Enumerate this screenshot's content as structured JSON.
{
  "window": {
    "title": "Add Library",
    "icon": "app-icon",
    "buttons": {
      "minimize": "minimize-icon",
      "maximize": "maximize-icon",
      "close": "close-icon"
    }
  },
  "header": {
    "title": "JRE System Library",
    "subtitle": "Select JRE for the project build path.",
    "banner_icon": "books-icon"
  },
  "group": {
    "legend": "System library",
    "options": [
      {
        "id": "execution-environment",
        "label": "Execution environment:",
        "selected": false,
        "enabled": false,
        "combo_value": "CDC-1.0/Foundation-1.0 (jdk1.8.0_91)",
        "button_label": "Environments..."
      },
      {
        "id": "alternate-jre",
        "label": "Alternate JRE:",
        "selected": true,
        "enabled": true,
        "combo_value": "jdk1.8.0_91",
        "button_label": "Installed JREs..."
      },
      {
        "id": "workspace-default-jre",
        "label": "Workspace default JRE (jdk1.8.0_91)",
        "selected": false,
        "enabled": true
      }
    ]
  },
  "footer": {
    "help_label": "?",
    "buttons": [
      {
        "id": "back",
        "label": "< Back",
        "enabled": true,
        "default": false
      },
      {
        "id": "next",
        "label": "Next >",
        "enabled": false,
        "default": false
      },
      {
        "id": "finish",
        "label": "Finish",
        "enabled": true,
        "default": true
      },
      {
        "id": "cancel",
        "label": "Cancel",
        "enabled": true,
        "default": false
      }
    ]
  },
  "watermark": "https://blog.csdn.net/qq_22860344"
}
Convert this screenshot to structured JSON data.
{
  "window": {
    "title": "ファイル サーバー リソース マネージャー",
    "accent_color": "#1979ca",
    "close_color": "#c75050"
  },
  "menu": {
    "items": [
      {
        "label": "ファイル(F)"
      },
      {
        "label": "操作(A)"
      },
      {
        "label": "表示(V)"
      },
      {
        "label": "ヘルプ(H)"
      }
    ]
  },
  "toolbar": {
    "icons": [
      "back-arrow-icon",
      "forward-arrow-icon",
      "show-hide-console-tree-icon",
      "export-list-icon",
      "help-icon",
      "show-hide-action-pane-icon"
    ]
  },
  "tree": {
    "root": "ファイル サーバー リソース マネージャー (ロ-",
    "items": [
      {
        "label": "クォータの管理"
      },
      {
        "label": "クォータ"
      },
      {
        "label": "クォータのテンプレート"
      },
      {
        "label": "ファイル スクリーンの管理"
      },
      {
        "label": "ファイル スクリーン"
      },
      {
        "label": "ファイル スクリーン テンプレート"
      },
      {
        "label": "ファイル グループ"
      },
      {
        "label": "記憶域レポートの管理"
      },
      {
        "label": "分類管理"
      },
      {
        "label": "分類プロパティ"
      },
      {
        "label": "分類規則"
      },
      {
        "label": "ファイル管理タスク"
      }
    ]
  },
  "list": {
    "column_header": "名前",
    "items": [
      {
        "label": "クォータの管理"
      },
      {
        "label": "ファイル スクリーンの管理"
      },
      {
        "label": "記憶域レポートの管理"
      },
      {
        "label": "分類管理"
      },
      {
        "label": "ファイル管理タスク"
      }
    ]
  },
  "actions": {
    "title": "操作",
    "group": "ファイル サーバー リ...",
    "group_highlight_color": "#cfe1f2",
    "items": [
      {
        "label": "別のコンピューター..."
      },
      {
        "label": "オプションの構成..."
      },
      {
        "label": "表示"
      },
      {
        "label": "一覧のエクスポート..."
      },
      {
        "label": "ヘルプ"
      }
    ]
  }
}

WHAT TO DO:
Go through the records and gather the lines that hold "JSON".

SOLUTION TO THIS EXERCISE:
Enumerate this screenshot's content as structured JSON.
Convert this screenshot to structured JSON data.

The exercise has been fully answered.